• Exercise instructions: Omit the pictures from the entries below and retype everything else exactly.

(Dataset records on visual material)
——————

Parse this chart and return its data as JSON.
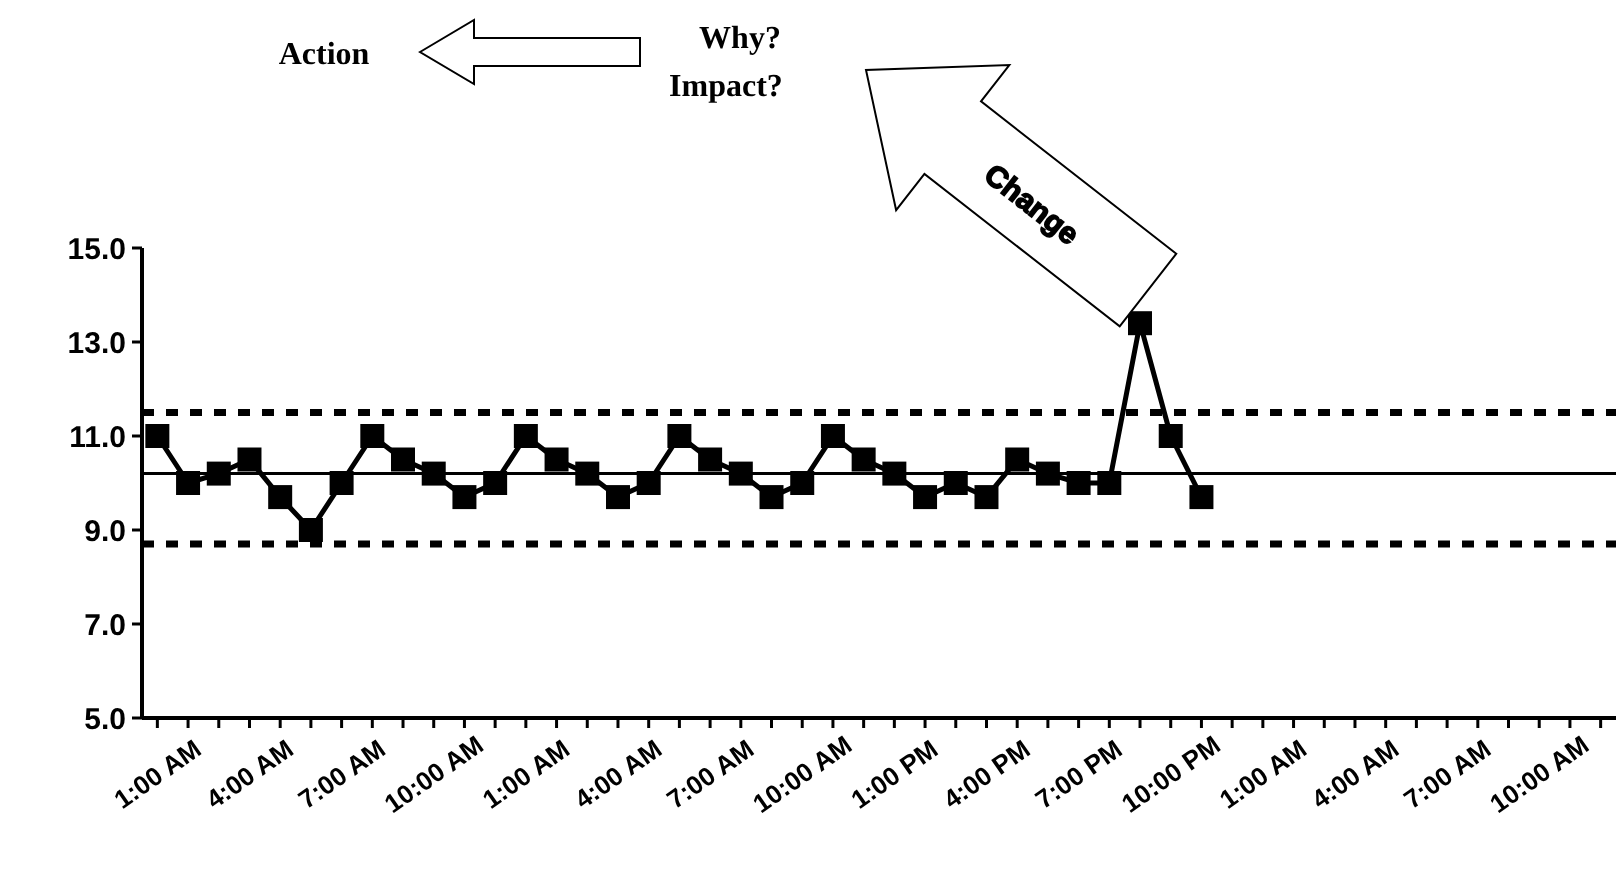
{
  "chart_data": {
    "type": "line",
    "categories": [
      "1:00 AM",
      null,
      null,
      "4:00 AM",
      null,
      null,
      "7:00 AM",
      null,
      null,
      "10:00 AM",
      null,
      null,
      "1:00 AM",
      null,
      null,
      "4:00 AM",
      null,
      null,
      "7:00 AM",
      null,
      null,
      "10:00 AM",
      null,
      null,
      "1:00 PM",
      null,
      null,
      "4:00 PM",
      null,
      null,
      "7:00 PM",
      null,
      null,
      "10:00 PM",
      null,
      null,
      "1:00 AM",
      null,
      null,
      "4:00 AM",
      null,
      null,
      "7:00 AM",
      null,
      null,
      "10:00 AM",
      null,
      null
    ],
    "series": [
      {
        "color": "#000000",
        "values": [
          11.0,
          10.0,
          10.2,
          10.5,
          9.7,
          9.0,
          10.0,
          11.0,
          10.5,
          10.2,
          9.7,
          10.0,
          11.0,
          10.5,
          10.2,
          9.7,
          10.0,
          11.0,
          10.5,
          10.2,
          9.7,
          10.0,
          11.0,
          10.5,
          10.2,
          9.7,
          10.0,
          9.7,
          10.5,
          10.2,
          10.0,
          10.0,
          13.4,
          11.0,
          9.7,
          null,
          null,
          null,
          null,
          null,
          null,
          null,
          null,
          null,
          null,
          null,
          null,
          null
        ]
      }
    ],
    "ylim": [
      5,
      15
    ],
    "yticks": [
      {
        "value": 5,
        "label": "5.0"
      },
      {
        "value": 7,
        "label": "7.0"
      },
      {
        "value": 9,
        "label": "9.0"
      },
      {
        "value": 11,
        "label": "11.0"
      },
      {
        "value": 13,
        "label": "13.0"
      },
      {
        "value": 15,
        "label": "15.0"
      }
    ],
    "ref_lines": [
      {
        "axis": "y",
        "value": 11.5,
        "line_style": "dashed",
        "color": "#000000"
      },
      {
        "axis": "y",
        "value": 10.2,
        "line_style": "solid",
        "color": "#000000"
      },
      {
        "axis": "y",
        "value": 8.7,
        "line_style": "dashed",
        "color": "#000000"
      }
    ],
    "annotations": [
      "Action",
      "Why?",
      "Impact?",
      "Change"
    ],
    "marker": "square",
    "line_style": "solid",
    "grid": false,
    "legend": false
  }
}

——————

• Correct result:
Parse this chart and return its data as JSON.
{
  "chart_data": {
    "type": "line",
    "categories": [
      "1:00 AM",
      null,
      null,
      "4:00 AM",
      null,
      null,
      "7:00 AM",
      null,
      null,
      "10:00 AM",
      null,
      null,
      "1:00 AM",
      null,
      null,
      "4:00 AM",
      null,
      null,
      "7:00 AM",
      null,
      null,
      "10:00 AM",
      null,
      null,
      "1:00 PM",
      null,
      null,
      "4:00 PM",
      null,
      null,
      "7:00 PM",
      null,
      null,
      "10:00 PM",
      null,
      null,
      "1:00 AM",
      null,
      null,
      "4:00 AM",
      null,
      null,
      "7:00 AM",
      null,
      null,
      "10:00 AM",
      null,
      null
    ],
    "series": [
      {
        "color": "#000000",
        "values": [
          11.0,
          10.0,
          10.2,
          10.5,
          9.7,
          9.0,
          10.0,
          11.0,
          10.5,
          10.2,
          9.7,
          10.0,
          11.0,
          10.5,
          10.2,
          9.7,
          10.0,
          11.0,
          10.5,
          10.2,
          9.7,
          10.0,
          11.0,
          10.5,
          10.2,
          9.7,
          10.0,
          9.7,
          10.5,
          10.2,
          10.0,
          10.0,
          13.4,
          11.0,
          9.7,
          null,
          null,
          null,
          null,
          null,
          null,
          null,
          null,
          null,
          null,
          null,
          null,
          null
        ]
      }
    ],
    "ylim": [
      5,
      15
    ],
    "yticks": [
      {
        "value": 5,
        "label": "5.0"
      },
      {
        "value": 7,
        "label": "7.0"
      },
      {
        "value": 9,
        "label": "9.0"
      },
      {
        "value": 11,
        "label": "11.0"
      },
      {
        "value": 13,
        "label": "13.0"
      },
      {
        "value": 15,
        "label": "15.0"
      }
    ],
    "ref_lines": [
      {
        "axis": "y",
        "value": 11.5,
        "line_style": "dashed",
        "color": "#000000"
      },
      {
        "axis": "y",
        "value": 10.2,
        "line_style": "solid",
        "color": "#000000"
      },
      {
        "axis": "y",
        "value": 8.7,
        "line_style": "dashed",
        "color": "#000000"
      }
    ],
    "annotations": [
      "Action",
      "Why?",
      "Impact?",
      "Change"
    ],
    "marker": "square",
    "line_style": "solid",
    "grid": false,
    "legend": false
  }
}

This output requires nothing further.